▶ [DATASET EXCERPTS]
○ ○ ○ ○ ○

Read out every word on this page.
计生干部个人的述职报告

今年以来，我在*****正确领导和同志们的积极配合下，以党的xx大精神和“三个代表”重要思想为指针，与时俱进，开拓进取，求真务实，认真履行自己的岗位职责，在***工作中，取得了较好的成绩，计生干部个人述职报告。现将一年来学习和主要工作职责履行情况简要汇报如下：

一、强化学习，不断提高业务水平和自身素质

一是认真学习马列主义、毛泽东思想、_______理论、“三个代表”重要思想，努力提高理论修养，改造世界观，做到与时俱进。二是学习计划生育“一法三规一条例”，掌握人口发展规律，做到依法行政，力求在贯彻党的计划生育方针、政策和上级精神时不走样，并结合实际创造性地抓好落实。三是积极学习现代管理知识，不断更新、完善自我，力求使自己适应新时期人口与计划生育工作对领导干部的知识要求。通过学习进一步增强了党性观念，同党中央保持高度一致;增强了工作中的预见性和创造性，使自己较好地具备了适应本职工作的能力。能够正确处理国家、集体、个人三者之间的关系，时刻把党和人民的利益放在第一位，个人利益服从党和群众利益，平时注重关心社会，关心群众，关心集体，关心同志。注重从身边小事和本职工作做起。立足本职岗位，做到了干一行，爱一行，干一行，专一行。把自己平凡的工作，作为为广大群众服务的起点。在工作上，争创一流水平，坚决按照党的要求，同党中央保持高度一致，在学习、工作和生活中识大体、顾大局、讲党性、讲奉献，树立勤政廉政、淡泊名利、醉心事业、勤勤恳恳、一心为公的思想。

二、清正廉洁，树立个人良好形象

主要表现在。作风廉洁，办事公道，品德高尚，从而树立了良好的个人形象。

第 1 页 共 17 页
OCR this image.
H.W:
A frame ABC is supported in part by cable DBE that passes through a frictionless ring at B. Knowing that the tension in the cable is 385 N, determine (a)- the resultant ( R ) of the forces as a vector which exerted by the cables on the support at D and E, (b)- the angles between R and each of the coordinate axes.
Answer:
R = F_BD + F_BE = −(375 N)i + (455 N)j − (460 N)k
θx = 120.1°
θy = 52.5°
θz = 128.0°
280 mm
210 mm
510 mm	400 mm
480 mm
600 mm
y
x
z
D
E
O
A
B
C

○ ○ ○ ○ ○

▶ [EXERCISE DIRECTIONS] Pull out each record as written and restate it exactly.

▶ [EXERCISE RESPONSE]
Read out every word on this page.
计生干部个人的述职报告

今年以来，我在*****正确领导和同志们的积极配合下，以党的xx大精神和“三个代表”重要思想为指针，与时俱进，开拓进取，求真务实，认真履行自己的岗位职责，在***工作中，取得了较好的成绩，计生干部个人述职报告。现将一年来学习和主要工作职责履行情况简要汇报如下：

一、强化学习，不断提高业务水平和自身素质

一是认真学习马列主义、毛泽东思想、_______理论、“三个代表”重要思想，努力提高理论修养，改造世界观，做到与时俱进。二是学习计划生育“一法三规一条例”，掌握人口发展规律，做到依法行政，力求在贯彻党的计划生育方针、政策和上级精神时不走样，并结合实际创造性地抓好落实。三是积极学习现代管理知识，不断更新、完善自我，力求使自己适应新时期人口与计划生育工作对领导干部的知识要求。通过学习进一步增强了党性观念，同党中央保持高度一致;增强了工作中的预见性和创造性，使自己较好地具备了适应本职工作的能力。能够正确处理国家、集体、个人三者之间的关系，时刻把党和人民的利益放在第一位，个人利益服从党和群众利益，平时注重关心社会，关心群众，关心集体，关心同志。注重从身边小事和本职工作做起。立足本职岗位，做到了干一行，爱一行，干一行，专一行。把自己平凡的工作，作为为广大群众服务的起点。在工作上，争创一流水平，坚决按照党的要求，同党中央保持高度一致，在学习、工作和生活中识大体、顾大局、讲党性、讲奉献，树立勤政廉政、淡泊名利、醉心事业、勤勤恳恳、一心为公的思想。

二、清正廉洁，树立个人良好形象

主要表现在。作风廉洁，办事公道，品德高尚，从而树立了良好的个人形象。

第 1 页 共 17 页
OCR this image.
H.W:
A frame ABC is supported in part by cable DBE that passes through a frictionless ring at B. Knowing that the tension in the cable is 385 N, determine (a)- the resultant ( R ) of the forces as a vector which exerted by the cables on the support at D and E, (b)- the angles between R and each of the coordinate axes.
Answer:
R = F_BD + F_BE = −(375 N)i + (455 N)j − (460 N)k
θx = 120.1°
θy = 52.5°
θz = 128.0°
280 mm
210 mm
510 mm	400 mm
480 mm
600 mm
y
x
z
D
E
O
A
B
C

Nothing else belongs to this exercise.